• GIVEN PROBLEM: Exactly reproduce the entries, dropping any pictures from your copy.
** Begin PROVIDED INFORMATION **
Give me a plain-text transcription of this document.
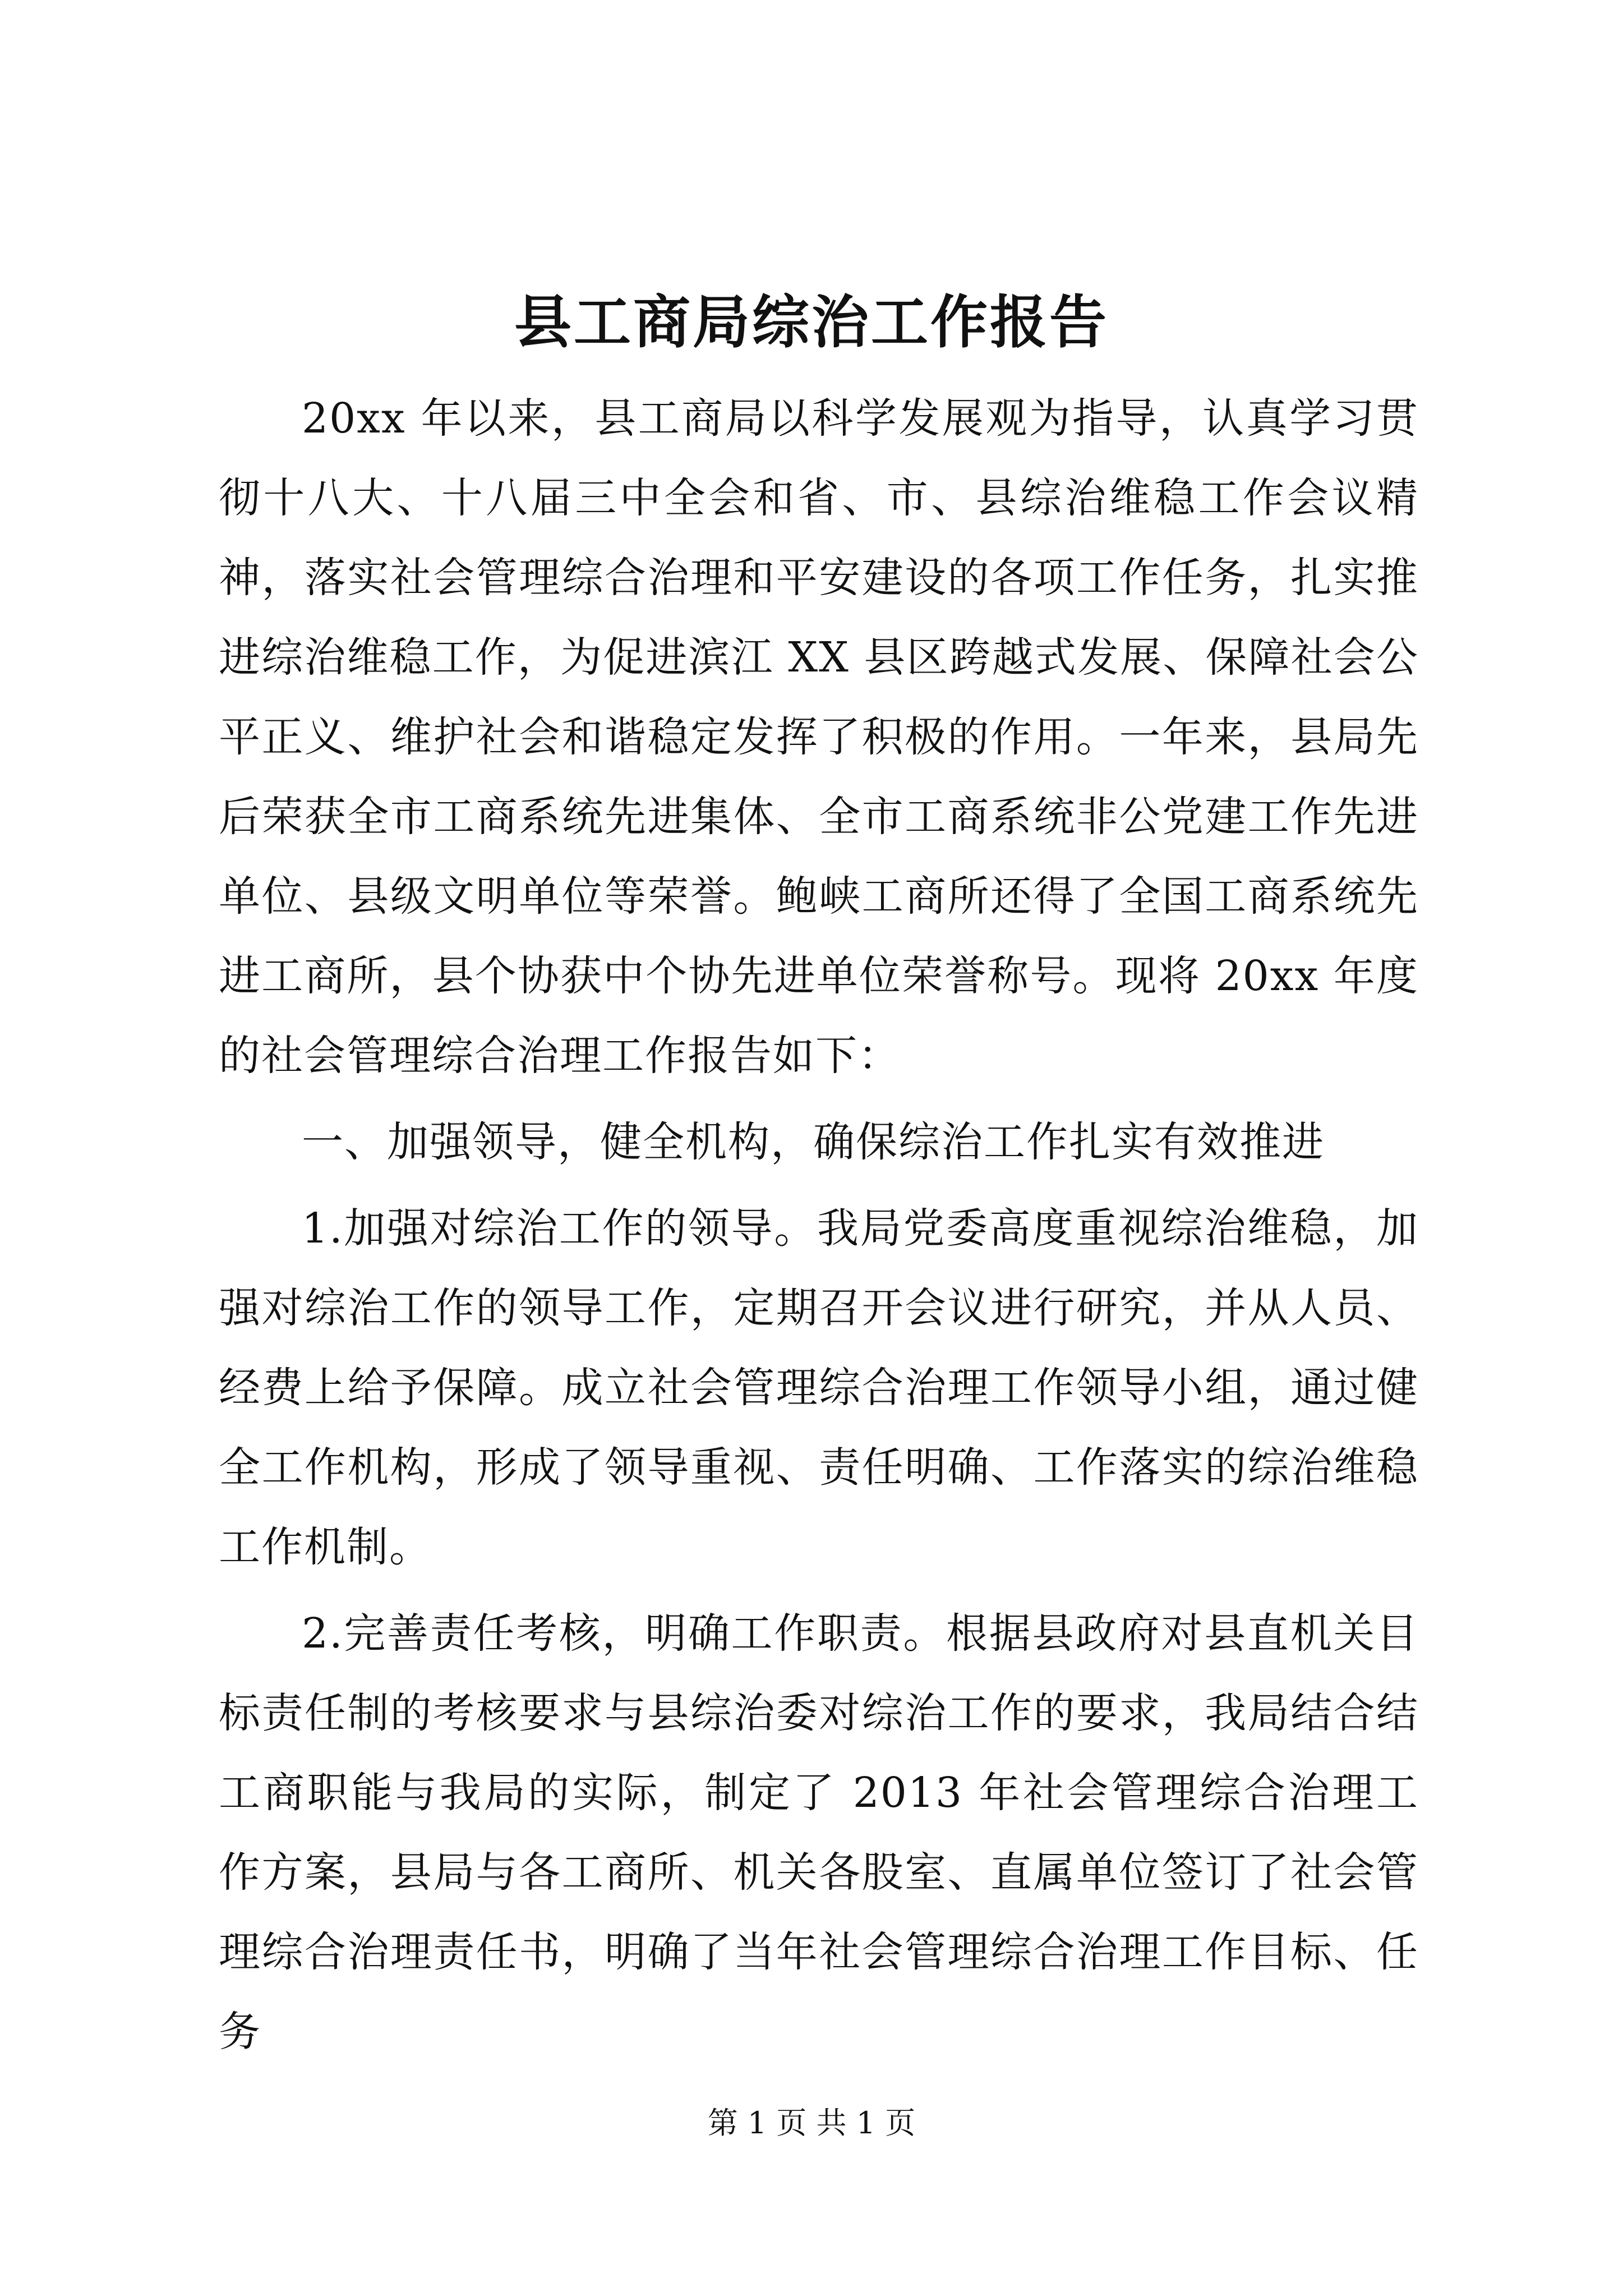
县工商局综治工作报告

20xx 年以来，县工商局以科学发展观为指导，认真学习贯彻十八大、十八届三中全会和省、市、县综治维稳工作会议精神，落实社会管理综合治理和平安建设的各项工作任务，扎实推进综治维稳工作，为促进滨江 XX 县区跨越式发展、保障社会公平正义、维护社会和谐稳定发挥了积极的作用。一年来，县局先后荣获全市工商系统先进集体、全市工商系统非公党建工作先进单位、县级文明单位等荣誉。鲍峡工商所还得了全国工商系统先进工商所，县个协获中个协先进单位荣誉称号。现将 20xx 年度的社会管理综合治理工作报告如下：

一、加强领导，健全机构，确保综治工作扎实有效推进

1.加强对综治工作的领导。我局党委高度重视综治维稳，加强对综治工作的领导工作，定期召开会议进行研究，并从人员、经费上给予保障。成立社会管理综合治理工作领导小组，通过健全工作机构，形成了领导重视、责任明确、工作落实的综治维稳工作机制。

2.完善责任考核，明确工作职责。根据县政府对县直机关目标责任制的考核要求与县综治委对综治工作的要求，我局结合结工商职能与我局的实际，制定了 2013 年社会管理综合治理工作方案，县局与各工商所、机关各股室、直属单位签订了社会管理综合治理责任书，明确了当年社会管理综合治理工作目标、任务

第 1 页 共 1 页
** End PROVIDED INFORMATION **
• EXPECTED ANSWER:
Give me a plain-text transcription of this document.
县工商局综治工作报告

20xx 年以来，县工商局以科学发展观为指导，认真学习贯彻十八大、十八届三中全会和省、市、县综治维稳工作会议精神，落实社会管理综合治理和平安建设的各项工作任务，扎实推进综治维稳工作，为促进滨江 XX 县区跨越式发展、保障社会公平正义、维护社会和谐稳定发挥了积极的作用。一年来，县局先后荣获全市工商系统先进集体、全市工商系统非公党建工作先进单位、县级文明单位等荣誉。鲍峡工商所还得了全国工商系统先进工商所，县个协获中个协先进单位荣誉称号。现将 20xx 年度的社会管理综合治理工作报告如下：

一、加强领导，健全机构，确保综治工作扎实有效推进

1.加强对综治工作的领导。我局党委高度重视综治维稳，加强对综治工作的领导工作，定期召开会议进行研究，并从人员、经费上给予保障。成立社会管理综合治理工作领导小组，通过健全工作机构，形成了领导重视、责任明确、工作落实的综治维稳工作机制。

2.完善责任考核，明确工作职责。根据县政府对县直机关目标责任制的考核要求与县综治委对综治工作的要求，我局结合结工商职能与我局的实际，制定了 2013 年社会管理综合治理工作方案，县局与各工商所、机关各股室、直属单位签订了社会管理综合治理责任书，明确了当年社会管理综合治理工作目标、任务

第 1 页 共 1 页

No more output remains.